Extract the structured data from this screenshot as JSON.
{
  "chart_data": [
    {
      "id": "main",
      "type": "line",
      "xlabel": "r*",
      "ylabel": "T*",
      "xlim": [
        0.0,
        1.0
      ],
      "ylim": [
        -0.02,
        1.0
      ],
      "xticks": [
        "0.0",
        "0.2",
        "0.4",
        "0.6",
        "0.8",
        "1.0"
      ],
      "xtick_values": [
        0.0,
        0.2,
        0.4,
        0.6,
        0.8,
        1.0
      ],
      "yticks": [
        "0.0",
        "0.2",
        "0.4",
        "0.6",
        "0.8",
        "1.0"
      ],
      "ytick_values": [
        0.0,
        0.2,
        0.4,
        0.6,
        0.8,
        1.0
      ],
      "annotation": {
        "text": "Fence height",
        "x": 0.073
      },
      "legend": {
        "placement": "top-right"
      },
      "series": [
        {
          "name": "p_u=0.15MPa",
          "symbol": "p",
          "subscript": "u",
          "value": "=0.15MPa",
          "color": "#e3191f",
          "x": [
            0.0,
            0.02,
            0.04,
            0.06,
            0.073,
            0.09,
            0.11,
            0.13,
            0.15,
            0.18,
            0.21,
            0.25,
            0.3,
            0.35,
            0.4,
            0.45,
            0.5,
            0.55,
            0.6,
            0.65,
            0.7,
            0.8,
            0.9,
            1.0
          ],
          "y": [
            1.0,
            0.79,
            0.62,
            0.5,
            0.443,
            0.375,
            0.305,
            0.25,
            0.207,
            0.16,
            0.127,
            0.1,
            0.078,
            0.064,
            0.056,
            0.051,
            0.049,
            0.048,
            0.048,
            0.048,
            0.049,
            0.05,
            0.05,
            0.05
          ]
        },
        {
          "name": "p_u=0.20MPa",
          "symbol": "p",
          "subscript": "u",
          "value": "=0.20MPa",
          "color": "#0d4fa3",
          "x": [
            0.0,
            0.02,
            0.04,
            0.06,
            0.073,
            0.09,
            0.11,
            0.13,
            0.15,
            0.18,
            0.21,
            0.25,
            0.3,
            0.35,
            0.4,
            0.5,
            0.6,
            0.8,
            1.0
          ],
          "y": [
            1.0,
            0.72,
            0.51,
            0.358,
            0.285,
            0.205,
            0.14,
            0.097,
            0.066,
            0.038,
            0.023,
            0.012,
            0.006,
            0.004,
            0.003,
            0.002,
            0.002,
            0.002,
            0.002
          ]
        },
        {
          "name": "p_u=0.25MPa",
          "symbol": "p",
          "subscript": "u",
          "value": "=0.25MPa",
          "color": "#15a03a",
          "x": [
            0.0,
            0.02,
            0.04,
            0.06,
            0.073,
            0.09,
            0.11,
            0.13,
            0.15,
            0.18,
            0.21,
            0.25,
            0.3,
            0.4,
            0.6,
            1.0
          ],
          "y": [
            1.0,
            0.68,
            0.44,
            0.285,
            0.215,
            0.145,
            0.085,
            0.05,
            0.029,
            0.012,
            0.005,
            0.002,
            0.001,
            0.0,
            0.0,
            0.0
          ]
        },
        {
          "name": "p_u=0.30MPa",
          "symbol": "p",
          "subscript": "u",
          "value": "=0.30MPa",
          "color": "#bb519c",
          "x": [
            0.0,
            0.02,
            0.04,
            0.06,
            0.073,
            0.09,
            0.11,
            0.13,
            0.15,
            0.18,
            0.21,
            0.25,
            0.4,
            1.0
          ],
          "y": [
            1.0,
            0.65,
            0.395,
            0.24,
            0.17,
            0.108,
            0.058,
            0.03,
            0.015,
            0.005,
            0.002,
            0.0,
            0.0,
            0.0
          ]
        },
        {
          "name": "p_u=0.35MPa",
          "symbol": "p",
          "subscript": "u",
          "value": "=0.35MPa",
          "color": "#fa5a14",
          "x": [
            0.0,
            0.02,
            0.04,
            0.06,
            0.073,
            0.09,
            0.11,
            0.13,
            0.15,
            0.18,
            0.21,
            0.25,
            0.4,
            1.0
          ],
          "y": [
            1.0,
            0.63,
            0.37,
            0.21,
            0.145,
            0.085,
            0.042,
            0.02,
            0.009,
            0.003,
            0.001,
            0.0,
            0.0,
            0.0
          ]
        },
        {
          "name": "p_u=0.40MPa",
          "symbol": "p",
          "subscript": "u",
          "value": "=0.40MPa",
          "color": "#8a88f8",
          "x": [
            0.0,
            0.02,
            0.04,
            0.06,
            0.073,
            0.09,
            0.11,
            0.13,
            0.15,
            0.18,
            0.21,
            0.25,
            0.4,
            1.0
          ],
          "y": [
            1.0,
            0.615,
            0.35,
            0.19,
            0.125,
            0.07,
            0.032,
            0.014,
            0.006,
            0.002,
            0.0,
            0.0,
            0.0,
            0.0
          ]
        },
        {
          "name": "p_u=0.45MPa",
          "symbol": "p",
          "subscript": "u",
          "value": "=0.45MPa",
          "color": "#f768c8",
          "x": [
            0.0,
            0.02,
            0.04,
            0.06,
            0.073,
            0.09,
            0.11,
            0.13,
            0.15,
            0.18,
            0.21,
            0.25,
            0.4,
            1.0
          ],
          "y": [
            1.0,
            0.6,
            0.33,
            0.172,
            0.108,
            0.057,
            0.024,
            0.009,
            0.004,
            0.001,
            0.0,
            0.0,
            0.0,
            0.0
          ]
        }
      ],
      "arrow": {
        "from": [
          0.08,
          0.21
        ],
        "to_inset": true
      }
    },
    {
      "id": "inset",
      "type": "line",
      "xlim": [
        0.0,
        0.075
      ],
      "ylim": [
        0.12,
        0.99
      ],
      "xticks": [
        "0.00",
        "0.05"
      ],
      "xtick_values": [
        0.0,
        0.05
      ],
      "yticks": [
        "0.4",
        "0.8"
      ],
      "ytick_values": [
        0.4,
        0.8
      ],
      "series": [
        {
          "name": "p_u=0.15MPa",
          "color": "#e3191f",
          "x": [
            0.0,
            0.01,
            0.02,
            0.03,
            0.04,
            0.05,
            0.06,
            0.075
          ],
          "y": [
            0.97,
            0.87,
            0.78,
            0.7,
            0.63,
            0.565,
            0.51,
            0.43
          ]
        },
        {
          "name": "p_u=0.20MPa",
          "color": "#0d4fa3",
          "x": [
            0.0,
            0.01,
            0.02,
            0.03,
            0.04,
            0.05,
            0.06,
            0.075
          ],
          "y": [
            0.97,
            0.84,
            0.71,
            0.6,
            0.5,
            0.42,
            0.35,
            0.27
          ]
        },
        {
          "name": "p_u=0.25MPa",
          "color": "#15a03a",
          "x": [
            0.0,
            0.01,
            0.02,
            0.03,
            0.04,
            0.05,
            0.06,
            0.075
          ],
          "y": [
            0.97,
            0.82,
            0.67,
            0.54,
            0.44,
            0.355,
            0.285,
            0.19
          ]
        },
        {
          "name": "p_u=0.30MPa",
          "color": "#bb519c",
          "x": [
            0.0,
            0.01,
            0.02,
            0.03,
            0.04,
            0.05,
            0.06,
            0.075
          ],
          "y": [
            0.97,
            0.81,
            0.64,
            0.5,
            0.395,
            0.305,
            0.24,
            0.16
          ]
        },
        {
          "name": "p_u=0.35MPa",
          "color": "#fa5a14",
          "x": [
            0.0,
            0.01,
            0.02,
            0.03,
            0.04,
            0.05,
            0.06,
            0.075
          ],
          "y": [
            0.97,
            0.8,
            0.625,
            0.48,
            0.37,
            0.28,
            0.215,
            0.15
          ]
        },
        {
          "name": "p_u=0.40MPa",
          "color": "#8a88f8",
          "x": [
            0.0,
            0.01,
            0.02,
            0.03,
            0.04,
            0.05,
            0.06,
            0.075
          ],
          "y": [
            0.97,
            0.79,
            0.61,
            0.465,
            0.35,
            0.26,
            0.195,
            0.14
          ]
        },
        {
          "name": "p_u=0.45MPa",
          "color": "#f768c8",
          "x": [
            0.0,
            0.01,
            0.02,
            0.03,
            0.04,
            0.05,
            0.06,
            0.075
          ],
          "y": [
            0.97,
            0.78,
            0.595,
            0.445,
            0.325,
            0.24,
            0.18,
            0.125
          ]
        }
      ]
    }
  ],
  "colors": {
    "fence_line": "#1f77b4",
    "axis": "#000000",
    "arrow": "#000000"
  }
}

━━━━

* **What is expected**:
Look through the entries above and count each line holding "from"; report the count alone.

* **Reply**:
2